(Stored items)

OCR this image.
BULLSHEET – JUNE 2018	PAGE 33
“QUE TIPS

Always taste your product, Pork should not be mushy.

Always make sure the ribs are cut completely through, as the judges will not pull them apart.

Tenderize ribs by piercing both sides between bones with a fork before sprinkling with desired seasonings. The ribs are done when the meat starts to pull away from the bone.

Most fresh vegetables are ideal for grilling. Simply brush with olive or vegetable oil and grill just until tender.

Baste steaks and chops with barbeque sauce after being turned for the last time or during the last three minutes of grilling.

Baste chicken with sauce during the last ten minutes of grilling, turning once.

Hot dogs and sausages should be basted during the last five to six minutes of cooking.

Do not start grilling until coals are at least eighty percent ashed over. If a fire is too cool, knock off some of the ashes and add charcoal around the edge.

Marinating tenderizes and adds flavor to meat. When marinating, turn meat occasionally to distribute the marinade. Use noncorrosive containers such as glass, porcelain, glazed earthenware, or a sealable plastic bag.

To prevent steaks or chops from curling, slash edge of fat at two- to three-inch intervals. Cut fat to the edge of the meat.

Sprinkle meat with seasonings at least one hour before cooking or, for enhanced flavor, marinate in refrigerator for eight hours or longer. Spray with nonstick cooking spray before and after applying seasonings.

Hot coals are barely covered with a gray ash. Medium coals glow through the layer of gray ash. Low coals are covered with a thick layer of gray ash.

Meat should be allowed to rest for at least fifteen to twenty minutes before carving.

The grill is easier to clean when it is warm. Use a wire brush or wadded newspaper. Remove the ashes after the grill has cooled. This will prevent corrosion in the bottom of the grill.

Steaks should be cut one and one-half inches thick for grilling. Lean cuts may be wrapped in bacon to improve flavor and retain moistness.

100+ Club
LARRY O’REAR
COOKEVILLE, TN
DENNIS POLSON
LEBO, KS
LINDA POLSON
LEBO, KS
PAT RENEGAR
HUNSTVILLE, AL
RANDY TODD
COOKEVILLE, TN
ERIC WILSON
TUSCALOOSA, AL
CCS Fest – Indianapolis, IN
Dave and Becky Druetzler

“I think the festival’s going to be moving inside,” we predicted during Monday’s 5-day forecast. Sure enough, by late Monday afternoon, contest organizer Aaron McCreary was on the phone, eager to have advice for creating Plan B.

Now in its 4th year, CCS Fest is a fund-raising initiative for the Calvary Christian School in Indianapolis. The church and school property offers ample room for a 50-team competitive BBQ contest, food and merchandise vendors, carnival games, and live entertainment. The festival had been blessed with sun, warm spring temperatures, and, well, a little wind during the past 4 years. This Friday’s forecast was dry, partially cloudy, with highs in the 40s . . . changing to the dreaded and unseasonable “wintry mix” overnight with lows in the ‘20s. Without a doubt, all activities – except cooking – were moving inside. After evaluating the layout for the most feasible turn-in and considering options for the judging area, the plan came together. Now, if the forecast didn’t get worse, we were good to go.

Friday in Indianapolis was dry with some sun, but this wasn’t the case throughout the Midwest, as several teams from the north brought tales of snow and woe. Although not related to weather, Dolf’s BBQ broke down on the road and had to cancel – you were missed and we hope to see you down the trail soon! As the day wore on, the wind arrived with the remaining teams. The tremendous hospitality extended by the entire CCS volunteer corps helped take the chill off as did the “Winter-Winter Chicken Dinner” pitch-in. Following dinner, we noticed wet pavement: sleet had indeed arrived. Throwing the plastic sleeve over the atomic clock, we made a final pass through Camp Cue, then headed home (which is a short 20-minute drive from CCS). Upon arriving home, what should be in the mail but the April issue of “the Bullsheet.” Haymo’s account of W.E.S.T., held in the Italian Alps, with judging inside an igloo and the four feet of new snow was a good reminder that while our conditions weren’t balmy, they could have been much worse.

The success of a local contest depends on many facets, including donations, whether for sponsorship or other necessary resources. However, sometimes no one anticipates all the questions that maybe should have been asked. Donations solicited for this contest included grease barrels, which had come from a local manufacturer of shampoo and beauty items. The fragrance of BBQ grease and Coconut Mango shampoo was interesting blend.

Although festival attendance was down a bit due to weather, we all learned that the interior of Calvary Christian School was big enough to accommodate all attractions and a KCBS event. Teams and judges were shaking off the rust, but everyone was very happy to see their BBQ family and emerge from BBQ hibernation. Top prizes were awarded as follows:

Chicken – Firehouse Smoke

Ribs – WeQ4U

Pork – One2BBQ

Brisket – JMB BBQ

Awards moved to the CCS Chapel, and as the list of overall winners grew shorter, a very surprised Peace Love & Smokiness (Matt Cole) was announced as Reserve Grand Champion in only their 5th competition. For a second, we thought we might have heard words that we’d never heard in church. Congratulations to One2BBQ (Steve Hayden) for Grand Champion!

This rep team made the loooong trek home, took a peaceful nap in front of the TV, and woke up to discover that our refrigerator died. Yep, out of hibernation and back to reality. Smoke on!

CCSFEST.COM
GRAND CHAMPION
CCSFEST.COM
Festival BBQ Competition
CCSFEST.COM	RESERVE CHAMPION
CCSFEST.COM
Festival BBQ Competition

** Exercise description **
Check each line of the entries above, and show every one holding the word "pull".

** Expected answer **
Always make sure the ribs are cut completely through, as the judges will not pull them apart.
Tenderize ribs by piercing both sides between bones with a fork before sprinkling with desired seasonings. The ribs are done when the meat starts to pull away from the bone.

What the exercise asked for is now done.